Examine the records and identify each line that includes the string "perspectives". Copy those lines.

###

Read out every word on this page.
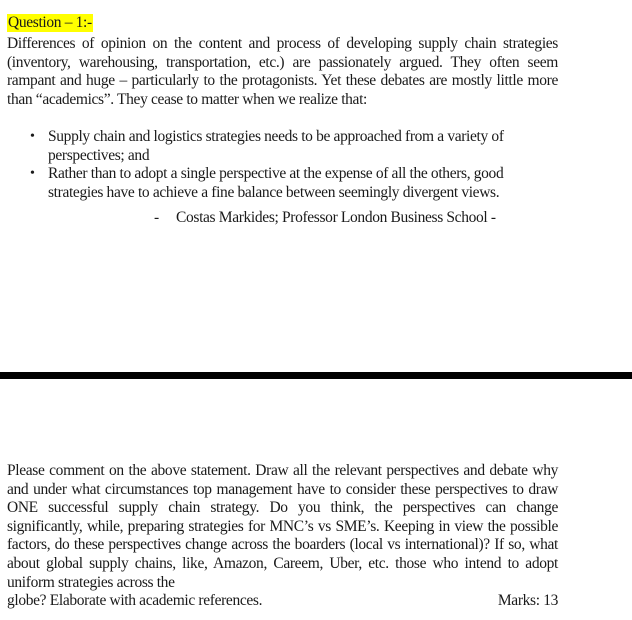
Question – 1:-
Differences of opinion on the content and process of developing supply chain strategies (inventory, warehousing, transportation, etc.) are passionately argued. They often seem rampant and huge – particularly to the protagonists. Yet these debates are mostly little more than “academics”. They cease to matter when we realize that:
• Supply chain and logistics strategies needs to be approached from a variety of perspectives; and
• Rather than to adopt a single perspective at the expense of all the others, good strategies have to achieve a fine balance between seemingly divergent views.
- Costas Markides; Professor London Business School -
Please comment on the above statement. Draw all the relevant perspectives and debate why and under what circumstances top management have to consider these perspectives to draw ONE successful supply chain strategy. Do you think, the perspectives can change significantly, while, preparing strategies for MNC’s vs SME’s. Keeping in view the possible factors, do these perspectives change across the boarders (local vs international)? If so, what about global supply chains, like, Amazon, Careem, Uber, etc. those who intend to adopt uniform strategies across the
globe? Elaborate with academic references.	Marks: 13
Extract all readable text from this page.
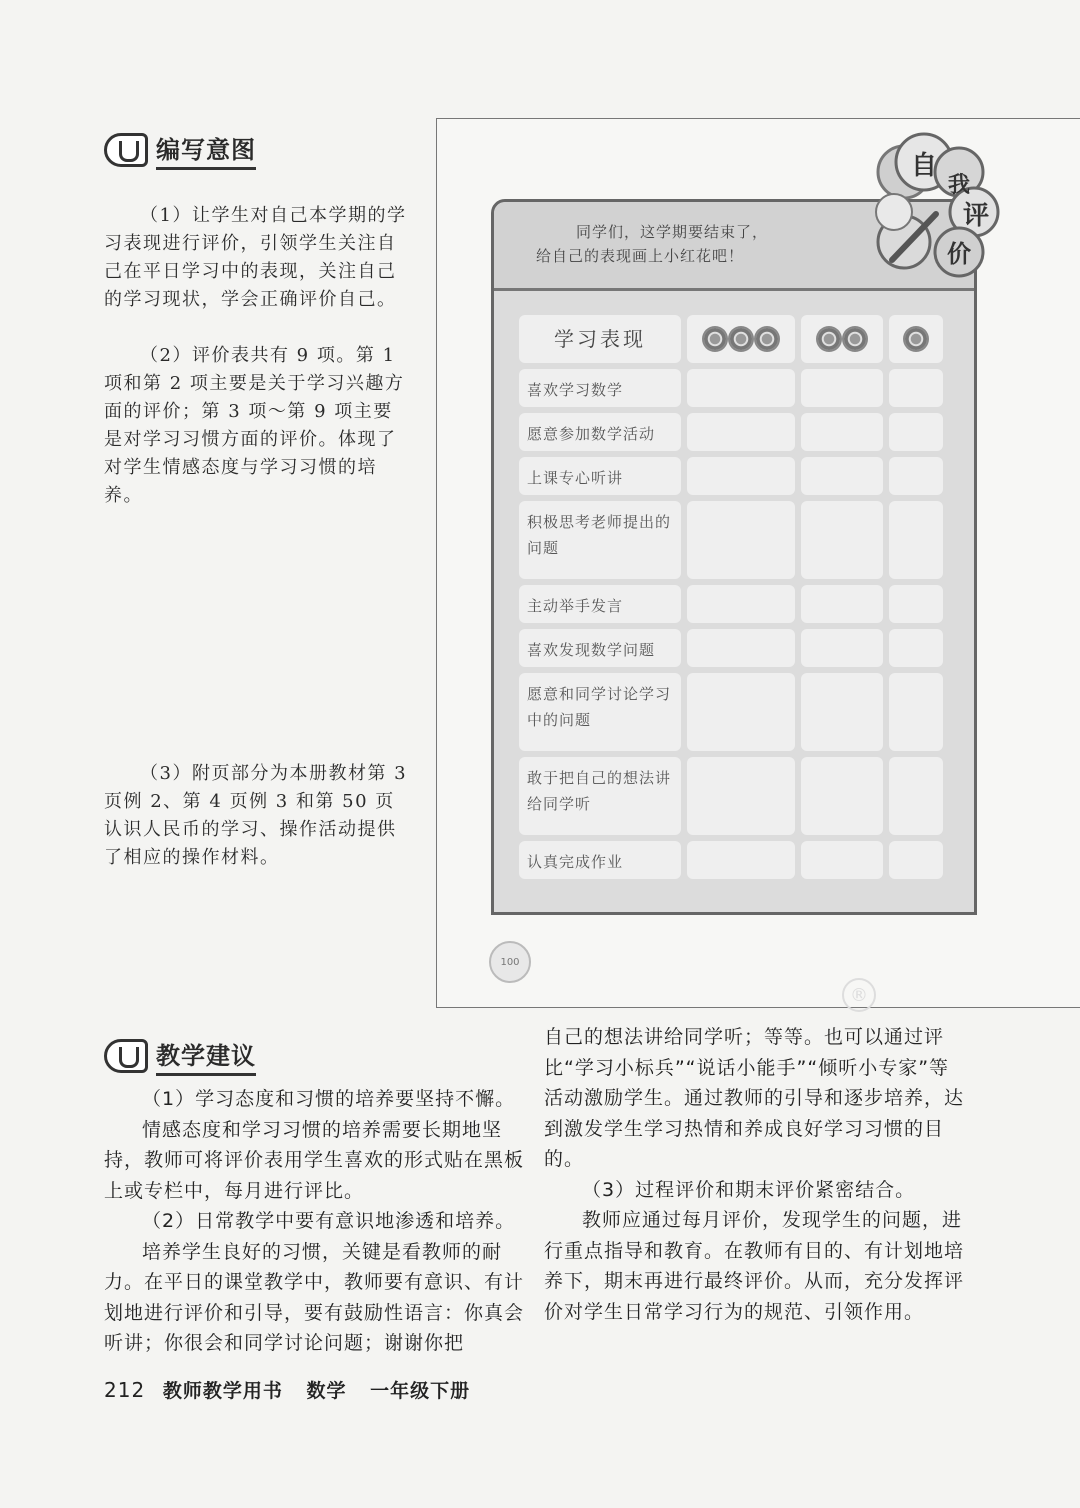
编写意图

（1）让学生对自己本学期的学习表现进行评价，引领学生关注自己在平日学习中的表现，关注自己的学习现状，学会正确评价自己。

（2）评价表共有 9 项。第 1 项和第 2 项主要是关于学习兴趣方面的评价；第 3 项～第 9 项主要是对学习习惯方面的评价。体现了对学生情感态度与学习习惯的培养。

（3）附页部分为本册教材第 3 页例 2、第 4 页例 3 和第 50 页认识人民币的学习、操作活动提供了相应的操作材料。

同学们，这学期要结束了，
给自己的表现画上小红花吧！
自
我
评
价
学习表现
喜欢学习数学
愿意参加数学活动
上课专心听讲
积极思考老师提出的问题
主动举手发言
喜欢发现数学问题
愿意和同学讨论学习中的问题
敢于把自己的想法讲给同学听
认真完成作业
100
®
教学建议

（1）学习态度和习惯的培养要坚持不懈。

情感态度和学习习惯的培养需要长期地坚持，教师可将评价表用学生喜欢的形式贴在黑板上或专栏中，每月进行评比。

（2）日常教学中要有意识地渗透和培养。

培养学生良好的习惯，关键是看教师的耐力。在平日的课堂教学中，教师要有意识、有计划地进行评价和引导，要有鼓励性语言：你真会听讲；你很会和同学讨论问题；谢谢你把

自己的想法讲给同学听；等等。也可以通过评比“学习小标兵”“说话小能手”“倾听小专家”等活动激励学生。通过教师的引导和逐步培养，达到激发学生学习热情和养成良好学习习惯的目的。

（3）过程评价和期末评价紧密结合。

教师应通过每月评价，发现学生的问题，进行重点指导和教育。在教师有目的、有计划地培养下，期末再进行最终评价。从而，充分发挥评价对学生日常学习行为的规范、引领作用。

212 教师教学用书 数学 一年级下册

###

● **EXERCISE RESPONSE**:
• Supply chain and logistics strategies needs to be approached from a variety of perspectives; and
Please comment on the above statement. Draw all the relevant perspectives and debate why and under what circumstances top management have to consider these perspectives to draw ONE successful supply chain strategy. Do you think, the perspectives can change significantly, while, preparing strategies for MNC’s vs SME’s. Keeping in view the possible factors, do these perspectives change across the boarders (local vs international)? If so, what about global supply chains, like, Amazon, Careem, Uber, etc. those who intend to adopt uniform strategies across the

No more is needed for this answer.